**What this task involves:** Check which lines in the records hold "John" and report how many there are, with no other text.

**Excerpted records:**

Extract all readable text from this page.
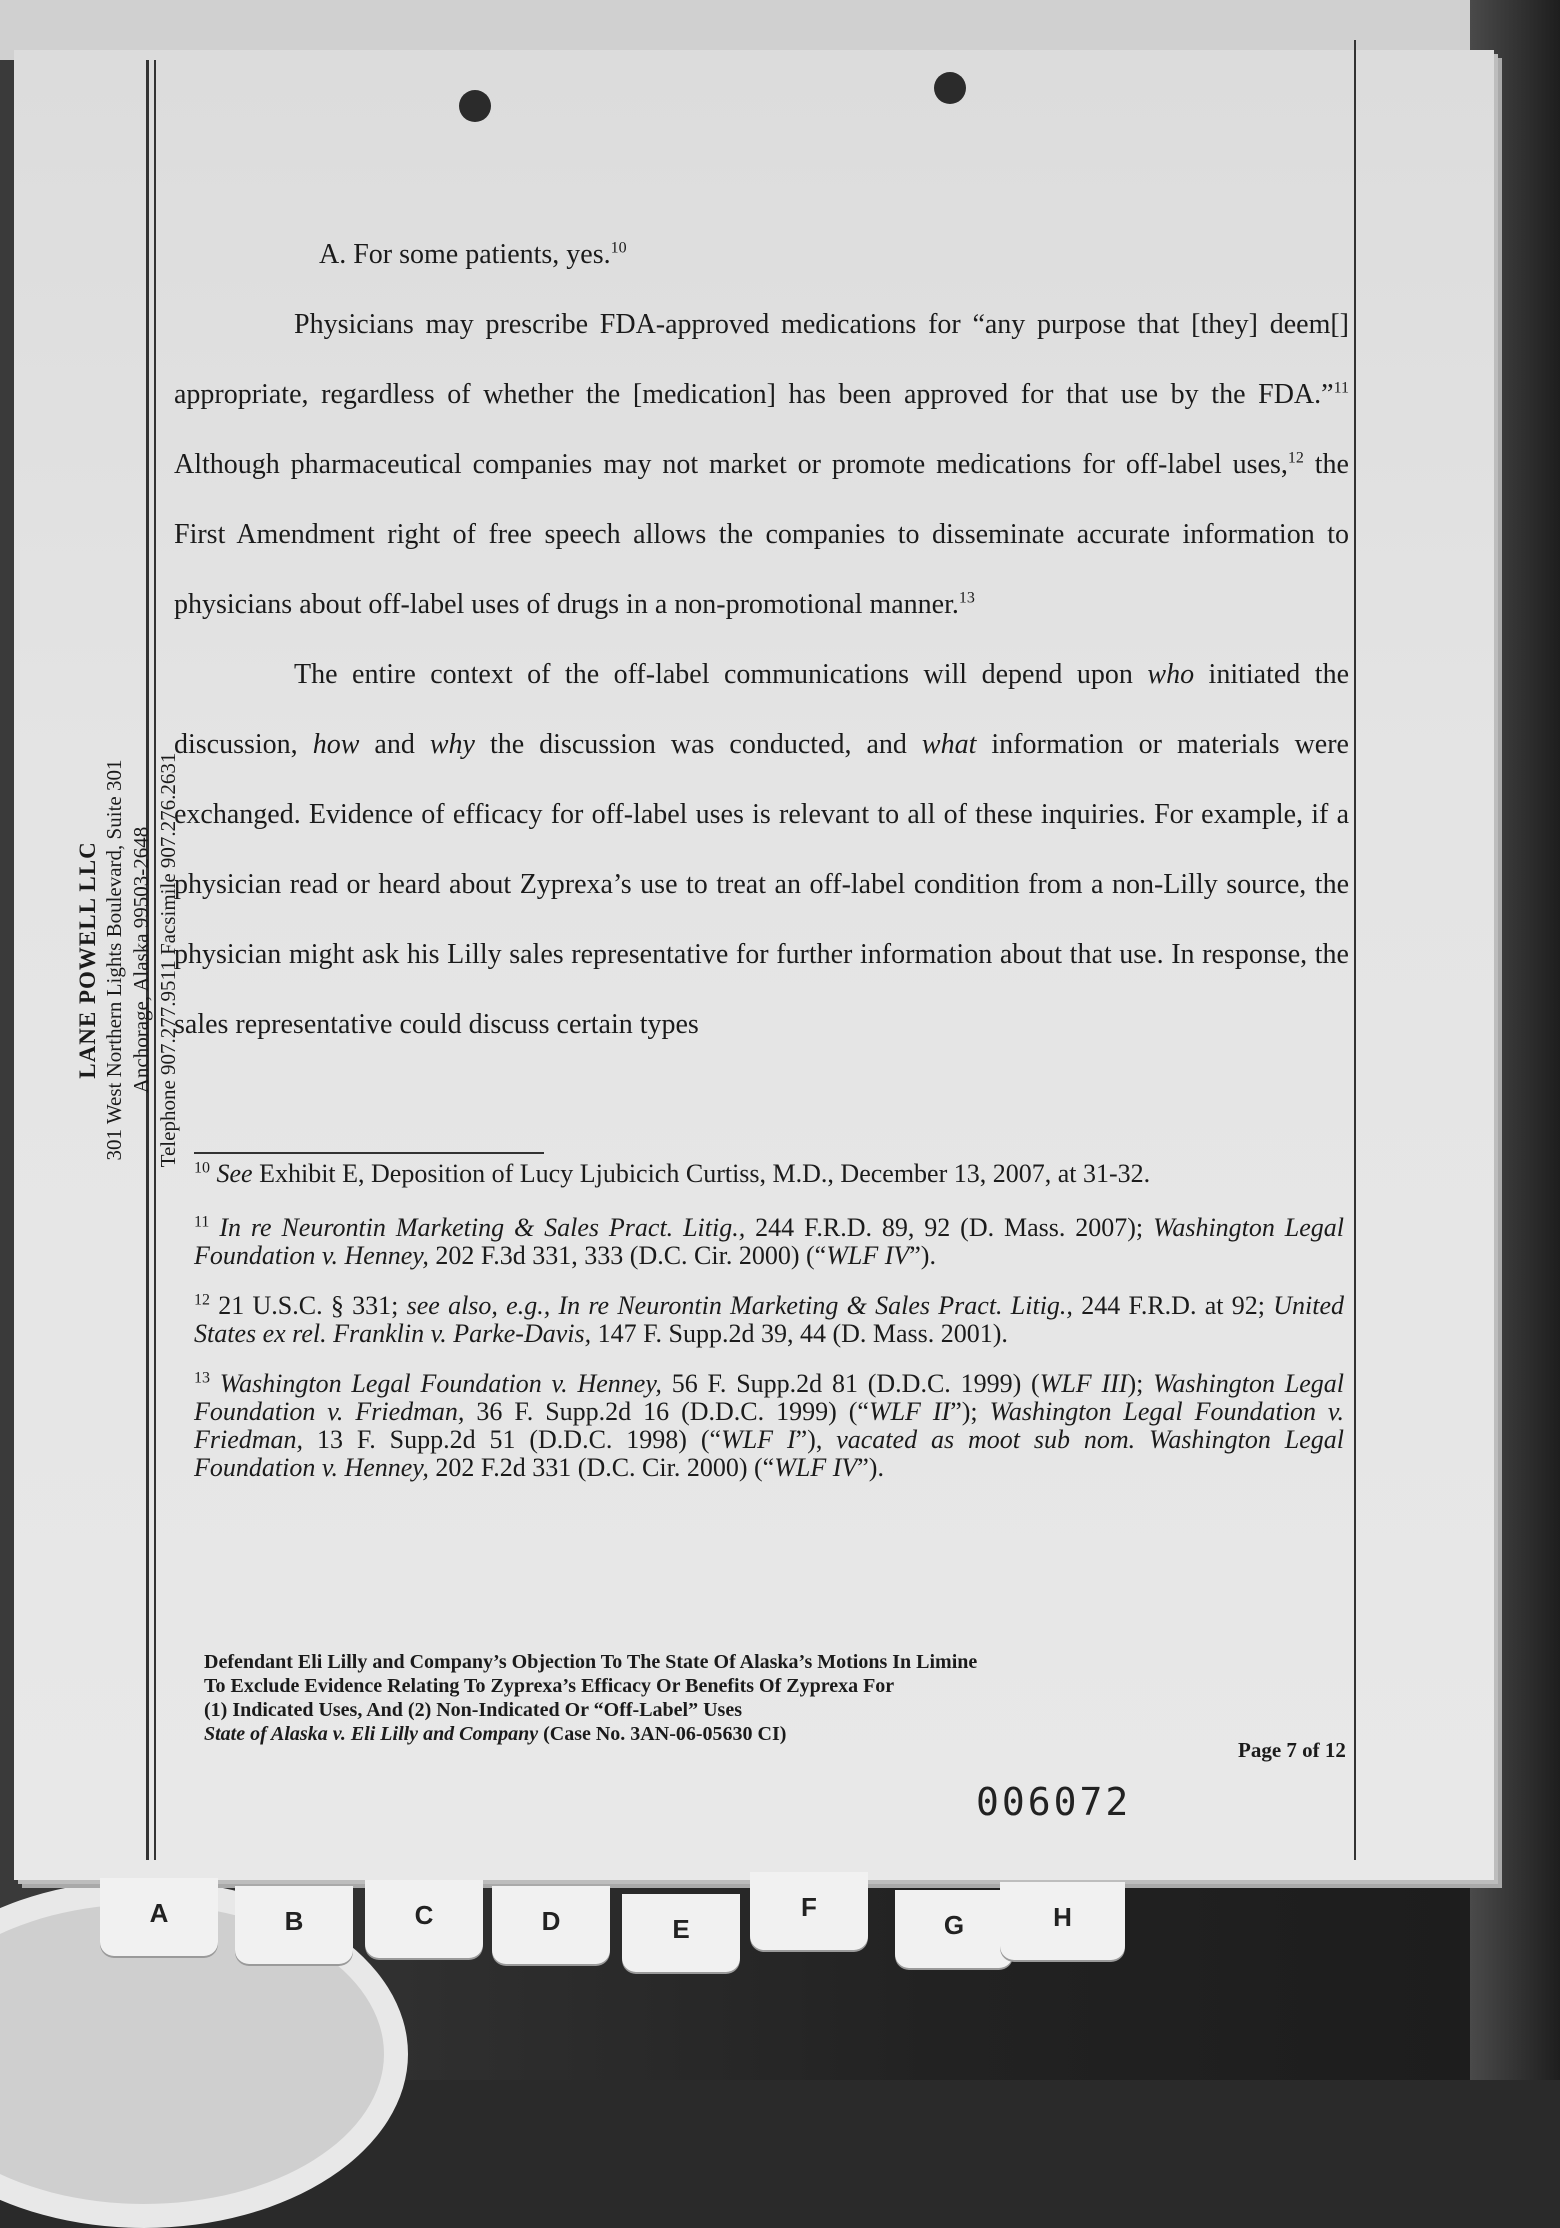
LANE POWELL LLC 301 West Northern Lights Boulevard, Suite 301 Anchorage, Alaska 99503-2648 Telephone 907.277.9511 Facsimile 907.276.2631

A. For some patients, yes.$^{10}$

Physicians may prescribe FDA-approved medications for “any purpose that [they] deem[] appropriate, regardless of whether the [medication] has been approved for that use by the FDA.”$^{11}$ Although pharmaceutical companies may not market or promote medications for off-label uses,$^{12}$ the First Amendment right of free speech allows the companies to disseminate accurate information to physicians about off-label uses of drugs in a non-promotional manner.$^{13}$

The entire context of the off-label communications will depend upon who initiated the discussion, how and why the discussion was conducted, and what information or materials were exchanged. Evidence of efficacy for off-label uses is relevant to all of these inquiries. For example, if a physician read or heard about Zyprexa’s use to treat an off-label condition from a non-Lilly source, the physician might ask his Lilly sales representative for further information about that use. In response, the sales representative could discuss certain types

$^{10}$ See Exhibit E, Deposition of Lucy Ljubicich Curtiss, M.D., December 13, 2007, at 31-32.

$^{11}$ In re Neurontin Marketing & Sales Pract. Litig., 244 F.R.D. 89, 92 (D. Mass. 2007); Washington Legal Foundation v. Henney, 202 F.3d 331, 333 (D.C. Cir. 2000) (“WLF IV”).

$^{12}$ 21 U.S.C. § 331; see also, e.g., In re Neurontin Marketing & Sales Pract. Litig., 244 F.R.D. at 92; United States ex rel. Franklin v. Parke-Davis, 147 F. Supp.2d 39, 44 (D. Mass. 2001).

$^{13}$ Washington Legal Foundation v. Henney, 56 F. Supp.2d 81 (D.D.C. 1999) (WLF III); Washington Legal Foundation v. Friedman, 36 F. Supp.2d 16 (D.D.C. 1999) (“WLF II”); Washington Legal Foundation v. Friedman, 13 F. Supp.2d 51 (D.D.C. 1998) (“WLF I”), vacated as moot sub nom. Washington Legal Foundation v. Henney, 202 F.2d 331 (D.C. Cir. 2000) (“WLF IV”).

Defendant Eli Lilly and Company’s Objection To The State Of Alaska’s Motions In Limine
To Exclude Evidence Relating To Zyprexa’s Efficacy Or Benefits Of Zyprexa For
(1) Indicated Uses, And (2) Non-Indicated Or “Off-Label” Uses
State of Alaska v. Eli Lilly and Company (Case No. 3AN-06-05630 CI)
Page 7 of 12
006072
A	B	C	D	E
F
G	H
...
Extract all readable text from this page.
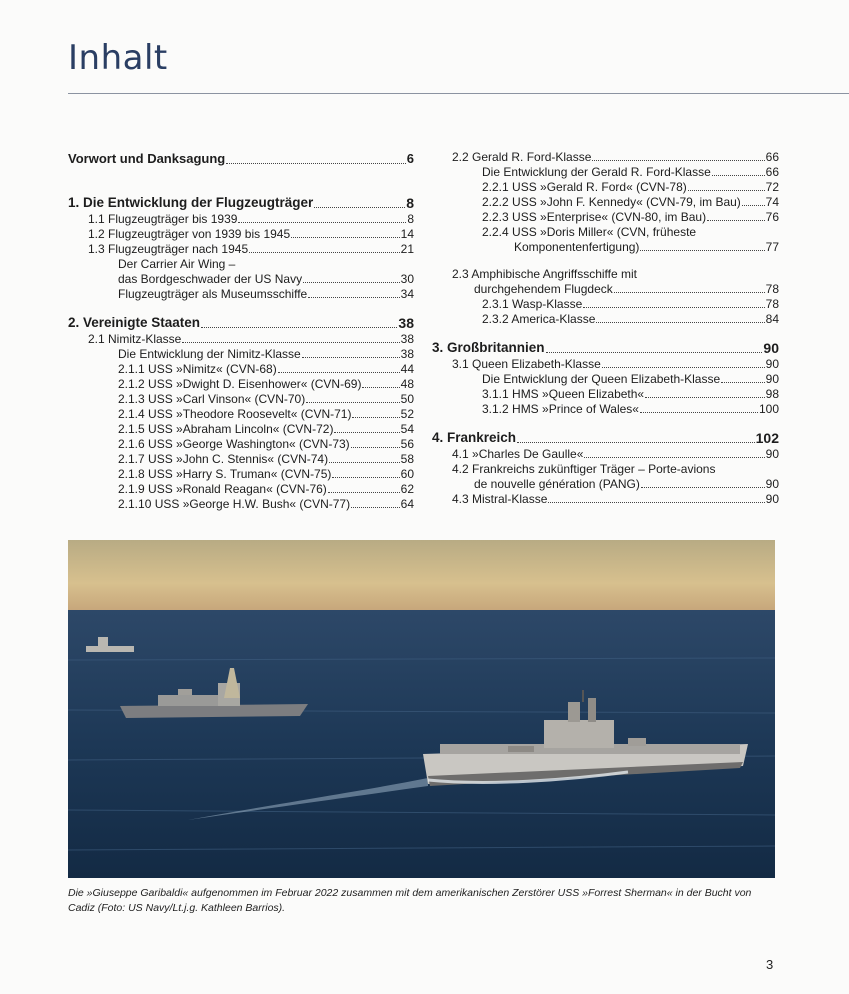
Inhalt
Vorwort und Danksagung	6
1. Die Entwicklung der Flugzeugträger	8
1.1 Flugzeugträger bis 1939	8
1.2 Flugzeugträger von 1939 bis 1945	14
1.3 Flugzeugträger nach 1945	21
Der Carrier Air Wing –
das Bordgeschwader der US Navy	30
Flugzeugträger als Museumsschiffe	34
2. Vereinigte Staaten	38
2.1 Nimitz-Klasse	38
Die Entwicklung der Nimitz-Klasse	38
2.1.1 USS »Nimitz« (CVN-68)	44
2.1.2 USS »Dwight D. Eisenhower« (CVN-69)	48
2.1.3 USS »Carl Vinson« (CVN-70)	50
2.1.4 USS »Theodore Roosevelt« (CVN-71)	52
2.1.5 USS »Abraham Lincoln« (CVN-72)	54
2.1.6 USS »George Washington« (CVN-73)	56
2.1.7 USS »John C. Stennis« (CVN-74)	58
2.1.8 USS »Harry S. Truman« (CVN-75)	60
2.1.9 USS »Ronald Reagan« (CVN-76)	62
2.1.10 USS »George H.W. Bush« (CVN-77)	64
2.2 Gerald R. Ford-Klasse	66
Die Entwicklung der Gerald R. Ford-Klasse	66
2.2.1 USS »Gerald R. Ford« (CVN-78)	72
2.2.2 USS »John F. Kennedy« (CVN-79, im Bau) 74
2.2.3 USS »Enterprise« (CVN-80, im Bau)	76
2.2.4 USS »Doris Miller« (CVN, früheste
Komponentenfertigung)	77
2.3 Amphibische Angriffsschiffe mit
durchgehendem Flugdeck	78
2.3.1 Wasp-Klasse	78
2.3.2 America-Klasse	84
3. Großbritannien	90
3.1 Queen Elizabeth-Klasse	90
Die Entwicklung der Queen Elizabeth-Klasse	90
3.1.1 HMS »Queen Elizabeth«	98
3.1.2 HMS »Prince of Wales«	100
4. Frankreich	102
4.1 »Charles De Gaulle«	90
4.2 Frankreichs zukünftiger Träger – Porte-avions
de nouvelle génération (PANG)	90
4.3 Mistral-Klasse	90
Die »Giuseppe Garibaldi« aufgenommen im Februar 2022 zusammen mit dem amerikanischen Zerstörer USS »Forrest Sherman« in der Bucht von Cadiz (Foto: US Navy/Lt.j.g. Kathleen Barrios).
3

**Solution to this problem:** 2